Objective:
Repeat every line of the records below, changing each "KWD" to "USD" and leaving everything else untouched.
※ ※ ※
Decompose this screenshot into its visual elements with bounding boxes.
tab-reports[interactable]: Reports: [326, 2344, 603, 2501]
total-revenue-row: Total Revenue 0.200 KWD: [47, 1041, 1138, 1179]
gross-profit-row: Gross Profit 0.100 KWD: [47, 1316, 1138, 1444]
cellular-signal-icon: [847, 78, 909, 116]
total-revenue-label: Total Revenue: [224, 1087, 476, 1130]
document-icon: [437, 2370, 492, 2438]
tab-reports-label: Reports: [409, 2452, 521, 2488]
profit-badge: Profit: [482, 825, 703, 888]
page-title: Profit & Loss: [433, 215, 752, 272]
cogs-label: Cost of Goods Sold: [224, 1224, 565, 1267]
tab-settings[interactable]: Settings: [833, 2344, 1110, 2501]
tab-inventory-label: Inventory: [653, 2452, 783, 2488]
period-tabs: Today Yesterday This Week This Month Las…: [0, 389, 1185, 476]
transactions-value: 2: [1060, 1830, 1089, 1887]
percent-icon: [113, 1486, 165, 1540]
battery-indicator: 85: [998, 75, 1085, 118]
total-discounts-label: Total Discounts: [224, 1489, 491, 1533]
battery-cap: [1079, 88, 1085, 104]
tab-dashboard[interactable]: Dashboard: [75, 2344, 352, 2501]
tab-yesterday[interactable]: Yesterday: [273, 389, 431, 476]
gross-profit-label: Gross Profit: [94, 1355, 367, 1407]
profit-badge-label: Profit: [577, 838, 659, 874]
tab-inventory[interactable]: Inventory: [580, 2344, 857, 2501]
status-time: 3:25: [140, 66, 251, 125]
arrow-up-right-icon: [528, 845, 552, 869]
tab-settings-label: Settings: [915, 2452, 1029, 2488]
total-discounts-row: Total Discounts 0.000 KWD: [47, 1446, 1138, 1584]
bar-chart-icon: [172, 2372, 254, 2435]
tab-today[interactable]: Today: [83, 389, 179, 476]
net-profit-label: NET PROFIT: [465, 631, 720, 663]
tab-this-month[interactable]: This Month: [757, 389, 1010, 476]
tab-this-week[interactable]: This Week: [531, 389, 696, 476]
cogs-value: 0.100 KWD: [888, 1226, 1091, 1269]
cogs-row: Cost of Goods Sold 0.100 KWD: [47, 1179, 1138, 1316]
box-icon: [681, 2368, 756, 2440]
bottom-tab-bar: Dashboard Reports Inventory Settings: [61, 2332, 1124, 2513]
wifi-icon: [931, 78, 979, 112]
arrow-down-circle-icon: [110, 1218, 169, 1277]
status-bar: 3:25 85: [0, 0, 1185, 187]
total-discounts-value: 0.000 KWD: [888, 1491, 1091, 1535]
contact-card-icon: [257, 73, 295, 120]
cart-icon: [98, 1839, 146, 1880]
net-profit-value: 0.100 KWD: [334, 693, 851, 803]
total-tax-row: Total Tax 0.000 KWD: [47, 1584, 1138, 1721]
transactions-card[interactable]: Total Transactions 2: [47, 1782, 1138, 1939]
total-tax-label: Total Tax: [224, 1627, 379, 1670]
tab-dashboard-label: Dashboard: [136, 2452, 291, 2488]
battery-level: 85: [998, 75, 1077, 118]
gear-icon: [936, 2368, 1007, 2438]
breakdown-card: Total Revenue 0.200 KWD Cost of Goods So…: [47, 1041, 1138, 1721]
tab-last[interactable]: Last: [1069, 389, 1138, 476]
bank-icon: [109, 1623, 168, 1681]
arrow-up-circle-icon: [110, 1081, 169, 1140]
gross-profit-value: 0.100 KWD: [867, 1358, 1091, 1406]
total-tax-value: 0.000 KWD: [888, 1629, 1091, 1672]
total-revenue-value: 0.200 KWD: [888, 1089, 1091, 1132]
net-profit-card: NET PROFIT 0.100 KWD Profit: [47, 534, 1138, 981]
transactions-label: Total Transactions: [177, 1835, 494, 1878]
※ ※ ※
Solution:
Decompose this screenshot into its visual elements with bounding boxes.
tab-reports[interactable]: Reports: [326, 2344, 603, 2501]
total-revenue-row: Total Revenue 0.200 USD: [47, 1041, 1138, 1179]
gross-profit-row: Gross Profit 0.100 USD: [47, 1316, 1138, 1444]
cellular-signal-icon: [847, 78, 909, 116]
total-revenue-label: Total Revenue: [224, 1087, 476, 1130]
document-icon: [437, 2370, 492, 2438]
tab-reports-label: Reports: [409, 2452, 521, 2488]
profit-badge: Profit: [482, 825, 703, 888]
page-title: Profit & Loss: [433, 215, 752, 272]
cogs-label: Cost of Goods Sold: [224, 1224, 565, 1267]
tab-settings[interactable]: Settings: [833, 2344, 1110, 2501]
tab-inventory-label: Inventory: [653, 2452, 783, 2488]
period-tabs: Today Yesterday This Week This Month Las…: [0, 389, 1185, 476]
transactions-value: 2: [1060, 1830, 1089, 1887]
percent-icon: [113, 1486, 165, 1540]
battery-indicator: 85: [998, 75, 1085, 118]
total-discounts-label: Total Discounts: [224, 1489, 491, 1533]
battery-cap: [1079, 88, 1085, 104]
tab-dashboard[interactable]: Dashboard: [75, 2344, 352, 2501]
tab-yesterday[interactable]: Yesterday: [273, 389, 431, 476]
gross-profit-label: Gross Profit: [94, 1355, 367, 1407]
profit-badge-label: Profit: [577, 838, 659, 874]
tab-inventory[interactable]: Inventory: [580, 2344, 857, 2501]
status-time: 3:25: [140, 66, 251, 125]
arrow-up-right-icon: [528, 845, 552, 869]
tab-settings-label: Settings: [915, 2452, 1029, 2488]
total-discounts-row: Total Discounts 0.000 USD: [47, 1446, 1138, 1584]
bar-chart-icon: [172, 2372, 254, 2435]
tab-today[interactable]: Today: [83, 389, 179, 476]
net-profit-label: NET PROFIT: [465, 631, 720, 663]
tab-this-month[interactable]: This Month: [757, 389, 1010, 476]
tab-this-week[interactable]: This Week: [531, 389, 696, 476]
cogs-value: 0.100 USD: [888, 1226, 1091, 1269]
cogs-row: Cost of Goods Sold 0.100 USD: [47, 1179, 1138, 1316]
box-icon: [681, 2368, 756, 2440]
bottom-tab-bar: Dashboard Reports Inventory Settings: [61, 2332, 1124, 2513]
wifi-icon: [931, 78, 979, 112]
arrow-down-circle-icon: [110, 1218, 169, 1277]
status-bar: 3:25 85: [0, 0, 1185, 187]
total-discounts-value: 0.000 USD: [888, 1491, 1091, 1535]
contact-card-icon: [257, 73, 295, 120]
cart-icon: [98, 1839, 146, 1880]
net-profit-value: 0.100 USD: [334, 693, 851, 803]
total-tax-row: Total Tax 0.000 USD: [47, 1584, 1138, 1721]
transactions-card[interactable]: Total Transactions 2: [47, 1782, 1138, 1939]
total-tax-label: Total Tax: [224, 1627, 379, 1670]
tab-dashboard-label: Dashboard: [136, 2452, 291, 2488]
battery-level: 85: [998, 75, 1077, 118]
gear-icon: [936, 2368, 1007, 2438]
breakdown-card: Total Revenue 0.200 USD Cost of Goods So…: [47, 1041, 1138, 1721]
tab-last[interactable]: Last: [1069, 389, 1138, 476]
bank-icon: [109, 1623, 168, 1681]
arrow-up-circle-icon: [110, 1081, 169, 1140]
gross-profit-value: 0.100 USD: [867, 1358, 1091, 1406]
total-tax-value: 0.000 USD: [888, 1629, 1091, 1672]
total-revenue-value: 0.200 USD: [888, 1089, 1091, 1132]
net-profit-card: NET PROFIT 0.100 USD Profit: [47, 534, 1138, 981]
transactions-label: Total Transactions: [177, 1835, 494, 1878]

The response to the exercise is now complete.